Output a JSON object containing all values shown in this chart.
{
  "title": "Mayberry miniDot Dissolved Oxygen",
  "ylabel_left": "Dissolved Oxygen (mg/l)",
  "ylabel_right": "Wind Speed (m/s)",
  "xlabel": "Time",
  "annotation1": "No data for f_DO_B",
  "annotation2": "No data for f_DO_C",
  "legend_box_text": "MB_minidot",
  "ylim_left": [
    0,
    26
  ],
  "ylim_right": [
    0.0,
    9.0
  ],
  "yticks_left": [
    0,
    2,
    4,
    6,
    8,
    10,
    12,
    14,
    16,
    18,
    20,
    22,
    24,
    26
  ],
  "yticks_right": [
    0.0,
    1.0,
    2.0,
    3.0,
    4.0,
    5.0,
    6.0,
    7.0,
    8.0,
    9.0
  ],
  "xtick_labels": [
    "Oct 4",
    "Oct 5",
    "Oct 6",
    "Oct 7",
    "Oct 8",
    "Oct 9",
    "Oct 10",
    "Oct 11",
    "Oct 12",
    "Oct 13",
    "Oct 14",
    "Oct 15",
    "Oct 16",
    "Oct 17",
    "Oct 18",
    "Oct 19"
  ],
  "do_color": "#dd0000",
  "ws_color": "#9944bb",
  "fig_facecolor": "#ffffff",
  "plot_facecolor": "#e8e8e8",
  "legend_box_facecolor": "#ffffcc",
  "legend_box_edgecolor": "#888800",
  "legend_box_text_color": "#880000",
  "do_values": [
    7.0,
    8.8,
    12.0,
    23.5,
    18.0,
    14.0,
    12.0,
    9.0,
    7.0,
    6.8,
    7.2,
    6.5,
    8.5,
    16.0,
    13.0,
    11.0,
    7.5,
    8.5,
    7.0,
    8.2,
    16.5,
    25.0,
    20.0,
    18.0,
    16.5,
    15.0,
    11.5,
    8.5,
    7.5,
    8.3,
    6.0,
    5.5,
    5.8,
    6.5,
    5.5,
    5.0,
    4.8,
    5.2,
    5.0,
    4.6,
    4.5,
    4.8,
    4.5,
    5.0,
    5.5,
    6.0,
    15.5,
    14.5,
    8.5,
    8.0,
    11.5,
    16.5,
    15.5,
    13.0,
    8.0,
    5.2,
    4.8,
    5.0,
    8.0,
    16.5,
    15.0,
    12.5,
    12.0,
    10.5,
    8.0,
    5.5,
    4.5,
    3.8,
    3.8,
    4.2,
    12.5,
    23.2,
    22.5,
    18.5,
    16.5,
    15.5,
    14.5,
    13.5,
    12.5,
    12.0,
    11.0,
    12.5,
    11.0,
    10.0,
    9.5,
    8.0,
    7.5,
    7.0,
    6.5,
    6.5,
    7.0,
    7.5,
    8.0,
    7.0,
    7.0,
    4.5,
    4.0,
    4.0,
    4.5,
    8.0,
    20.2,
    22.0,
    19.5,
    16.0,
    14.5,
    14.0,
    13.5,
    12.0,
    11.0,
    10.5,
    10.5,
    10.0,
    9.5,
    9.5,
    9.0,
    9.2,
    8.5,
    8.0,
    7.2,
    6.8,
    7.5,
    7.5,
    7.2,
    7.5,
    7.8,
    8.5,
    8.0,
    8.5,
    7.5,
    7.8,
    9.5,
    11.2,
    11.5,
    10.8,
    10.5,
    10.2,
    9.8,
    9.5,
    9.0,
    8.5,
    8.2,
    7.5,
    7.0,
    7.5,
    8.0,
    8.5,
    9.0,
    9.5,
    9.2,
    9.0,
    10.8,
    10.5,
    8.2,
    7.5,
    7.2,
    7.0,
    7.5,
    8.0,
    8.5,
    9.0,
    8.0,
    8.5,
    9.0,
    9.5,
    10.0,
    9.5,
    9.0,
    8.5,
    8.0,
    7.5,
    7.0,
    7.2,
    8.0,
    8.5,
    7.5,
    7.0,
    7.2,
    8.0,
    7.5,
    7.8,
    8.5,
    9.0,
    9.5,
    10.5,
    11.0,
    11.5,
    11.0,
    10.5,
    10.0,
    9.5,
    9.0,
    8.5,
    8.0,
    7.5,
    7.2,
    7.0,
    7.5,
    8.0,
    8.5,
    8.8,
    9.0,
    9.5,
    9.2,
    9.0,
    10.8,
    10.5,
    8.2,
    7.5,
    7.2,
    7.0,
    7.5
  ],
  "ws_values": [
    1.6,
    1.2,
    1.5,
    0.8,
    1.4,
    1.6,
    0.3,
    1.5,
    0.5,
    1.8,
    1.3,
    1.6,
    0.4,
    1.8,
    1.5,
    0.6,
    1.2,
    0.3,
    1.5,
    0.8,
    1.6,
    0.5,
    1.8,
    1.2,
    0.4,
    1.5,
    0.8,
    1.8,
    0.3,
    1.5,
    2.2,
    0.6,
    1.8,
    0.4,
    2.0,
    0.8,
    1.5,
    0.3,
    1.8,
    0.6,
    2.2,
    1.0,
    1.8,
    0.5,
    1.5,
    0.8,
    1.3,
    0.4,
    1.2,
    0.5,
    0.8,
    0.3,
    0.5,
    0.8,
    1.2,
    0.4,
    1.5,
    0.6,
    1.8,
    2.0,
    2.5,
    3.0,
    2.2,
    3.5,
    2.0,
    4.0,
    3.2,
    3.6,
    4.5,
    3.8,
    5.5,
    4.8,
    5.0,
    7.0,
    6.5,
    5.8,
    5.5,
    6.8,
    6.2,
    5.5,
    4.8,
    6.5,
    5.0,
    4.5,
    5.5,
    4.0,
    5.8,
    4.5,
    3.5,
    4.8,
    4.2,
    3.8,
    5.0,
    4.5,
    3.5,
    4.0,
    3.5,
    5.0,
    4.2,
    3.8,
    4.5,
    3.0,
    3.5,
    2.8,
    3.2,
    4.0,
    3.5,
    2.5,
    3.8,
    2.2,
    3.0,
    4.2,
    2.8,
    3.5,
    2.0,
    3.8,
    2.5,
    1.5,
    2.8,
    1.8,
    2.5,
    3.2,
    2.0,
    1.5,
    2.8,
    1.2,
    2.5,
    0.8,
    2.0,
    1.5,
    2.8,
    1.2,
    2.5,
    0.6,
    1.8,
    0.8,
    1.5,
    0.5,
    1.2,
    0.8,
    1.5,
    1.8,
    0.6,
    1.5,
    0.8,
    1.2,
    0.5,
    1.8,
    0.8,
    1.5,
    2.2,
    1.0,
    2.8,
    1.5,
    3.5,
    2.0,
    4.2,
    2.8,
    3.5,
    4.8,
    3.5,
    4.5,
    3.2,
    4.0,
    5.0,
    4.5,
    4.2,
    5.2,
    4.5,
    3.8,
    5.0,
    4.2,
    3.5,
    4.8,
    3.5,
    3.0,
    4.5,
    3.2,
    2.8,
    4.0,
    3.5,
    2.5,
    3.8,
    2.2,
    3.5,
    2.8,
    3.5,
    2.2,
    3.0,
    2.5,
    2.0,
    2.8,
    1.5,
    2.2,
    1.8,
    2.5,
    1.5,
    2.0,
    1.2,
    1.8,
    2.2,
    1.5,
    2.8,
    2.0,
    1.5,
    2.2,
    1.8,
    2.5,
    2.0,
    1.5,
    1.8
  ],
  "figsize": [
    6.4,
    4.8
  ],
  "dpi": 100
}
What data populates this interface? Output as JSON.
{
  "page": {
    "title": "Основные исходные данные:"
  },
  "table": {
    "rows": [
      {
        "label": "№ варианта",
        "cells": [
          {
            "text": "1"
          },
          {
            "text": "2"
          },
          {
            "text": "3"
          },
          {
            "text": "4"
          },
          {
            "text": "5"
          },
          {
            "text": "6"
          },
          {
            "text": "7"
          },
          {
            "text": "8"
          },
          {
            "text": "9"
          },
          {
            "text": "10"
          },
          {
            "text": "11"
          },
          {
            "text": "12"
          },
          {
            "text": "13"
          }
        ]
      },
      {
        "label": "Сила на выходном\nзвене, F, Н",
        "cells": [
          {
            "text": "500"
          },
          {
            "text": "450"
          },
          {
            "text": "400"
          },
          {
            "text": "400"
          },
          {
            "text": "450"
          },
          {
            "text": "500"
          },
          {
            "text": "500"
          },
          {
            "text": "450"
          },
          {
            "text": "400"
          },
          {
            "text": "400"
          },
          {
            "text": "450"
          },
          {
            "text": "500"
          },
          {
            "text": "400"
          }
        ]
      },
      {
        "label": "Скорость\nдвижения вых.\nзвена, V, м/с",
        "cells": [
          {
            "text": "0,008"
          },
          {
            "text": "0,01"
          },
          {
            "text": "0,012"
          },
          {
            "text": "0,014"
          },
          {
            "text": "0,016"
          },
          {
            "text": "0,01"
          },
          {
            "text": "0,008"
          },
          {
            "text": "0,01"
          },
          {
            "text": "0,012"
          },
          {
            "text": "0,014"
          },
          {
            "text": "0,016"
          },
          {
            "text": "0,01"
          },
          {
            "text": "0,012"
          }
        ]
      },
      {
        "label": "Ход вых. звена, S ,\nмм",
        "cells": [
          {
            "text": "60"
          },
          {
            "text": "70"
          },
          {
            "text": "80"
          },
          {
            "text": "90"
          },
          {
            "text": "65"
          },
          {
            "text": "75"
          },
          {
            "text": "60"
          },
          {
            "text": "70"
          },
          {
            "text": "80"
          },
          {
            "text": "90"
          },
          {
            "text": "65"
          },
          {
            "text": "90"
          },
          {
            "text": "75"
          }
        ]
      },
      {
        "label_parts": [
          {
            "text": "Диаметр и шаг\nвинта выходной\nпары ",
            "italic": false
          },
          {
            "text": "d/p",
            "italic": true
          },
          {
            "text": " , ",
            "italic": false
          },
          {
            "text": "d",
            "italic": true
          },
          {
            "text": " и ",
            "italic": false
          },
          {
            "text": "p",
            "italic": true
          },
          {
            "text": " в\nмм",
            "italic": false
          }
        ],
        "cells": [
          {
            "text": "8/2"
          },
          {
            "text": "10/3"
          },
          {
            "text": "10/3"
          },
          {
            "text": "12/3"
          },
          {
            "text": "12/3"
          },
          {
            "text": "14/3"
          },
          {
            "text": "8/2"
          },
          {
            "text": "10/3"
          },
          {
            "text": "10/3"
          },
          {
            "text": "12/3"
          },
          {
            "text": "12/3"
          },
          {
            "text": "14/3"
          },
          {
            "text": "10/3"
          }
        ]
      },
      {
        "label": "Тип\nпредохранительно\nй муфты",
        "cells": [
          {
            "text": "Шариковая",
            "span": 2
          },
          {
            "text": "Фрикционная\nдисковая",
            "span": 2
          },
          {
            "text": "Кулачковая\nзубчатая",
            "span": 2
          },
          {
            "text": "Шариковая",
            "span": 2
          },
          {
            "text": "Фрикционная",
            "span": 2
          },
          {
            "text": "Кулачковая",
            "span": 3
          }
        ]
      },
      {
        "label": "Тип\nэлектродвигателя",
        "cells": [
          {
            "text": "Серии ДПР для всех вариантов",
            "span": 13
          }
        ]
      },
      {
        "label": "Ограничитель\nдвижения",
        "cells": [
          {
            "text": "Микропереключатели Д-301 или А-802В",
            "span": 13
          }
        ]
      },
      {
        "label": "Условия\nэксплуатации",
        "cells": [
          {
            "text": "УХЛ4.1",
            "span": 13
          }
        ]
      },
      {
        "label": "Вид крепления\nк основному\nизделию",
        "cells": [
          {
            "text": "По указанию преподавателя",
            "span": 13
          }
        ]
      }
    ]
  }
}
● ● ● ● ●
* [Exercise goal]: Take every line from the data above that holds "Фрикционная" and copy it out.

* [Exercise answer]:
            "text": "Фрикционная\nдисковая",
            "text": "Фрикционная",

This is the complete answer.